— START OF LISTING —
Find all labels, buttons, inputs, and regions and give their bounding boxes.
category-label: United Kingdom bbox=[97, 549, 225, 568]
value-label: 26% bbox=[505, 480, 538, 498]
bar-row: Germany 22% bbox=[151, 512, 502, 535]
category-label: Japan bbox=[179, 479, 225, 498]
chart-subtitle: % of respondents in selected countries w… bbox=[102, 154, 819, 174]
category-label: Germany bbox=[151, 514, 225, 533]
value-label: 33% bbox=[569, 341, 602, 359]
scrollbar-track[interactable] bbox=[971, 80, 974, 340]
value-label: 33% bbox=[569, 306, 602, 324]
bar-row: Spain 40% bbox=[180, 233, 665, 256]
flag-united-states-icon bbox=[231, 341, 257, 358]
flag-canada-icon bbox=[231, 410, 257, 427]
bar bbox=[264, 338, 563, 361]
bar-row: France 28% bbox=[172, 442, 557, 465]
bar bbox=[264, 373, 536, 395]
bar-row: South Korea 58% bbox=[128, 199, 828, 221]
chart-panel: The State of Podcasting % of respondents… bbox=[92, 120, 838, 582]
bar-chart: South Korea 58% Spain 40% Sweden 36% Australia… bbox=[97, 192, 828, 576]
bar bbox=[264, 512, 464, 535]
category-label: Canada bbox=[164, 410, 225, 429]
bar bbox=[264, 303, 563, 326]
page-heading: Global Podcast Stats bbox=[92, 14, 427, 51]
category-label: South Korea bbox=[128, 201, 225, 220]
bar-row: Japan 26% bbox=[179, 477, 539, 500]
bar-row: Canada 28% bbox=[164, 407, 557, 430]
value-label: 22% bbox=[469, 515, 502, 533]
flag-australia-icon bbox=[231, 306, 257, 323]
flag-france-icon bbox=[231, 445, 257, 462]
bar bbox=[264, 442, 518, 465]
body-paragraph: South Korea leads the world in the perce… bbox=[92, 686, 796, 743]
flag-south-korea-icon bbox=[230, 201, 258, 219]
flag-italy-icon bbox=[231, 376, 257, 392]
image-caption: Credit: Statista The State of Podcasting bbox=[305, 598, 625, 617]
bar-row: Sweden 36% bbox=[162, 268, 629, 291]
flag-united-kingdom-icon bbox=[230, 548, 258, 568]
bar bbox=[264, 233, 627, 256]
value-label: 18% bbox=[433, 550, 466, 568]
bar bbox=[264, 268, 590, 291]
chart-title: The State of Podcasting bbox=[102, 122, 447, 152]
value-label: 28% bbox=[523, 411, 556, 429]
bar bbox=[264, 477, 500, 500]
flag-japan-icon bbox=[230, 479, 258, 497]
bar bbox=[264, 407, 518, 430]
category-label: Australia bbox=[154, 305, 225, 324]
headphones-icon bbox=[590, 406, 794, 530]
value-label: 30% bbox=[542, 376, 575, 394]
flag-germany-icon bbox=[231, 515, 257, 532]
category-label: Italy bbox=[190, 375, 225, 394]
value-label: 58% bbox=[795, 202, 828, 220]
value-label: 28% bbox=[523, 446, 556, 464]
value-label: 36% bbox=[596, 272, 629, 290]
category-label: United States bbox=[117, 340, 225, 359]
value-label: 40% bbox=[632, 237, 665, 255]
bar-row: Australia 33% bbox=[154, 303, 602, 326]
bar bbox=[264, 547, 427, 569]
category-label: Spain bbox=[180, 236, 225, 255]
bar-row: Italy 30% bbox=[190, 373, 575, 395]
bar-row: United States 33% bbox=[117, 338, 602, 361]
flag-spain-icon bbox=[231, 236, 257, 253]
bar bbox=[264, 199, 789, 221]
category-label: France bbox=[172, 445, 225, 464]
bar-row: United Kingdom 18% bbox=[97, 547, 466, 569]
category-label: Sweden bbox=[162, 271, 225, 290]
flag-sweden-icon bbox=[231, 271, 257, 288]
— END OF LISTING —
Duplicate all of the data above line for line, leaving every character unchanged.

__WRITTEN SOLUTION__.
Find all labels, buttons, inputs, and regions and give their bounding boxes.
category-label: United Kingdom bbox=[97, 549, 225, 568]
value-label: 26% bbox=[505, 480, 538, 498]
bar-row: Germany 22% bbox=[151, 512, 502, 535]
category-label: Japan bbox=[179, 479, 225, 498]
chart-subtitle: % of respondents in selected countries w… bbox=[102, 154, 819, 174]
category-label: Germany bbox=[151, 514, 225, 533]
value-label: 33% bbox=[569, 341, 602, 359]
scrollbar-track[interactable] bbox=[971, 80, 974, 340]
value-label: 33% bbox=[569, 306, 602, 324]
bar-row: Spain 40% bbox=[180, 233, 665, 256]
flag-united-states-icon bbox=[231, 341, 257, 358]
flag-canada-icon bbox=[231, 410, 257, 427]
bar bbox=[264, 338, 563, 361]
bar-row: France 28% bbox=[172, 442, 557, 465]
bar bbox=[264, 373, 536, 395]
bar-row: South Korea 58% bbox=[128, 199, 828, 221]
chart-panel: The State of Podcasting % of respondents… bbox=[92, 120, 838, 582]
bar-chart: South Korea 58% Spain 40% Sweden 36% Australia… bbox=[97, 192, 828, 576]
bar bbox=[264, 512, 464, 535]
category-label: Canada bbox=[164, 410, 225, 429]
bar bbox=[264, 303, 563, 326]
page-heading: Global Podcast Stats bbox=[92, 14, 427, 51]
category-label: South Korea bbox=[128, 201, 225, 220]
bar-row: Japan 26% bbox=[179, 477, 539, 500]
bar-row: Canada 28% bbox=[164, 407, 557, 430]
value-label: 22% bbox=[469, 515, 502, 533]
flag-australia-icon bbox=[231, 306, 257, 323]
flag-france-icon bbox=[231, 445, 257, 462]
bar bbox=[264, 442, 518, 465]
body-paragraph: South Korea leads the world in the perce… bbox=[92, 686, 796, 743]
flag-south-korea-icon bbox=[230, 201, 258, 219]
flag-italy-icon bbox=[231, 376, 257, 392]
image-caption: Credit: Statista The State of Podcasting bbox=[305, 598, 625, 617]
bar-row: Sweden 36% bbox=[162, 268, 629, 291]
flag-united-kingdom-icon bbox=[230, 548, 258, 568]
bar bbox=[264, 233, 627, 256]
value-label: 18% bbox=[433, 550, 466, 568]
bar bbox=[264, 268, 590, 291]
chart-title: The State of Podcasting bbox=[102, 122, 447, 152]
value-label: 28% bbox=[523, 411, 556, 429]
bar bbox=[264, 477, 500, 500]
flag-japan-icon bbox=[230, 479, 258, 497]
bar bbox=[264, 407, 518, 430]
category-label: Australia bbox=[154, 305, 225, 324]
headphones-icon bbox=[590, 406, 794, 530]
value-label: 30% bbox=[542, 376, 575, 394]
flag-germany-icon bbox=[231, 515, 257, 532]
category-label: Italy bbox=[190, 375, 225, 394]
value-label: 58% bbox=[795, 202, 828, 220]
value-label: 28% bbox=[523, 446, 556, 464]
value-label: 36% bbox=[596, 272, 629, 290]
category-label: United States bbox=[117, 340, 225, 359]
value-label: 40% bbox=[632, 237, 665, 255]
bar-row: Australia 33% bbox=[154, 303, 602, 326]
bar bbox=[264, 547, 427, 569]
category-label: Spain bbox=[180, 236, 225, 255]
bar-row: Italy 30% bbox=[190, 373, 575, 395]
bar-row: United States 33% bbox=[117, 338, 602, 361]
flag-spain-icon bbox=[231, 236, 257, 253]
bar bbox=[264, 199, 789, 221]
category-label: France bbox=[172, 445, 225, 464]
bar-row: United Kingdom 18% bbox=[97, 547, 466, 569]
category-label: Sweden bbox=[162, 271, 225, 290]
flag-sweden-icon bbox=[231, 271, 257, 288]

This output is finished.